>> BEGIN Stored rows
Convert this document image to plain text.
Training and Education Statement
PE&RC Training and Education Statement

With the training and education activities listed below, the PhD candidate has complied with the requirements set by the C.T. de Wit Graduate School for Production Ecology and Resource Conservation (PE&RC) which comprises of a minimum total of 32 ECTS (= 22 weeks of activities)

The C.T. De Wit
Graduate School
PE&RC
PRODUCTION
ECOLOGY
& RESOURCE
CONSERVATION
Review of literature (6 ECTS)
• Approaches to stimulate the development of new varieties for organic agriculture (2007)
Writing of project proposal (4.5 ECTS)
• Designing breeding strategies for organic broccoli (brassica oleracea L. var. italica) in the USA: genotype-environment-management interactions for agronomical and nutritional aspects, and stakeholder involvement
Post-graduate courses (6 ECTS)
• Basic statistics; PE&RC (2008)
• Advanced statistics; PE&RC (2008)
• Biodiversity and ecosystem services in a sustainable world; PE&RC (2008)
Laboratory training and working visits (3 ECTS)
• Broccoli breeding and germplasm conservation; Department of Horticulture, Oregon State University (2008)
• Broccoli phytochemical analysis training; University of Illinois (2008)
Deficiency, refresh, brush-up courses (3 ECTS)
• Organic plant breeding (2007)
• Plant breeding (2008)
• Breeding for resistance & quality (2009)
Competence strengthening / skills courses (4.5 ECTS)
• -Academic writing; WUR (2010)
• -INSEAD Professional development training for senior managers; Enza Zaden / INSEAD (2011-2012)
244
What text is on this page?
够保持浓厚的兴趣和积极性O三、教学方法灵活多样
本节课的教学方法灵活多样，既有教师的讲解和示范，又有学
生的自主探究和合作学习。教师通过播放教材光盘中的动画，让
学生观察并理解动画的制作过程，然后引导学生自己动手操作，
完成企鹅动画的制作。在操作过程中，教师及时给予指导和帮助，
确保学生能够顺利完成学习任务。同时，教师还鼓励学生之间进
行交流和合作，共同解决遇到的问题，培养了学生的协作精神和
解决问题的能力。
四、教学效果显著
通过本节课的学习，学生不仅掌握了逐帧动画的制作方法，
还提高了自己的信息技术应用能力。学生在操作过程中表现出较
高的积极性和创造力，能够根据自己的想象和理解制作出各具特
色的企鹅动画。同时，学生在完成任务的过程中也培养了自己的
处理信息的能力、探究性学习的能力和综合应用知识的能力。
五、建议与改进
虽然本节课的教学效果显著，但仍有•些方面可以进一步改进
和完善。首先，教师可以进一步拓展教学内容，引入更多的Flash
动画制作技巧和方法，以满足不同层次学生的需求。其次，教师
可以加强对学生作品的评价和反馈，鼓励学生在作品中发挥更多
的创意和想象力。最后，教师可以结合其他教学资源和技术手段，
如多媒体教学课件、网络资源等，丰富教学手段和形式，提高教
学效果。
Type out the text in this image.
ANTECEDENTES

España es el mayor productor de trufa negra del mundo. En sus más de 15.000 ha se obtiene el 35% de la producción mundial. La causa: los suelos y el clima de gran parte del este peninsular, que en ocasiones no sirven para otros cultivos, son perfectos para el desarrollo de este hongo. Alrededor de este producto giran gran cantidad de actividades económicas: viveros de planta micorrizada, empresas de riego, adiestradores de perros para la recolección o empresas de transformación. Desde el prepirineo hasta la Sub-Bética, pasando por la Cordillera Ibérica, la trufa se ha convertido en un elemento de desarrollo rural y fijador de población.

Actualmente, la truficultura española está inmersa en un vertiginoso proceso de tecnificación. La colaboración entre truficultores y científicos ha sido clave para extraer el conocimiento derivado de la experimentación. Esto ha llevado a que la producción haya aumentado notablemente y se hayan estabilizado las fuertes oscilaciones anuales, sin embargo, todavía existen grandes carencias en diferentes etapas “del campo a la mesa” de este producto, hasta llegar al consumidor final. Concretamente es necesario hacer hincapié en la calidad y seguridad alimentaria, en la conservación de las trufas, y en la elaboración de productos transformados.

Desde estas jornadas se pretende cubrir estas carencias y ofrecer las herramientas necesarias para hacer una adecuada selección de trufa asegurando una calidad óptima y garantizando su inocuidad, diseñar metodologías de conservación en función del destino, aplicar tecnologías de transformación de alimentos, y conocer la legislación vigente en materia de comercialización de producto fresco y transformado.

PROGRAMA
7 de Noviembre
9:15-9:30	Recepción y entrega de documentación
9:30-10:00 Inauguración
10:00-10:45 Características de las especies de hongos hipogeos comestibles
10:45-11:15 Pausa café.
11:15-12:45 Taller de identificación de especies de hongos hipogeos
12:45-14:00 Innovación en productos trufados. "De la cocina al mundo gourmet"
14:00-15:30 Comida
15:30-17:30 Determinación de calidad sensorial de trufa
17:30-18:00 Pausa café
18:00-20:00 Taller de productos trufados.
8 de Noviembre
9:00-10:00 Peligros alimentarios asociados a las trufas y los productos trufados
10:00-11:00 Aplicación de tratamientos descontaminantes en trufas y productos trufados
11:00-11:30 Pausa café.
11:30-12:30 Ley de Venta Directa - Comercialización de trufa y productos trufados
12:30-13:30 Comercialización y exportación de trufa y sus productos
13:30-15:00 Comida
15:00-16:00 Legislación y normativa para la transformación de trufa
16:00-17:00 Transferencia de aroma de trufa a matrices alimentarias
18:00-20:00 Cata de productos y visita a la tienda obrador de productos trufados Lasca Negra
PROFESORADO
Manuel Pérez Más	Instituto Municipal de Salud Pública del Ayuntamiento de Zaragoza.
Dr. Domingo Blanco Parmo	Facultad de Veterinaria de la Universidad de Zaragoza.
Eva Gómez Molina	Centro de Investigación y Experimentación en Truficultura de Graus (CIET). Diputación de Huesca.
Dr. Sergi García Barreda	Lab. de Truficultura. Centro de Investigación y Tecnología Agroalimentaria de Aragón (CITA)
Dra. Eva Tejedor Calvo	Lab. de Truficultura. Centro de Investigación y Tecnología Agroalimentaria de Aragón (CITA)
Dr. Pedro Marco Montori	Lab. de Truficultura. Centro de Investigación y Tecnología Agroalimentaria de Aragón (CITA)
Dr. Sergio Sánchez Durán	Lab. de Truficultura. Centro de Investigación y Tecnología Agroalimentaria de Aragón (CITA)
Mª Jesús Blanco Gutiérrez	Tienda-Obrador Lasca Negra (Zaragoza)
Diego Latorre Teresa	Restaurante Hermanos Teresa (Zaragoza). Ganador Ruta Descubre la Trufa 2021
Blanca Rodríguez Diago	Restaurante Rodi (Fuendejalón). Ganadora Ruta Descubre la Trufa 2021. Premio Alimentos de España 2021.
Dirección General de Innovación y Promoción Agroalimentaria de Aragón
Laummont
>> END Stored rows
-- Direction --
Considering only the records above, state the number of lines that include the word "Innovación", with nothing added.

-- Answer below --
2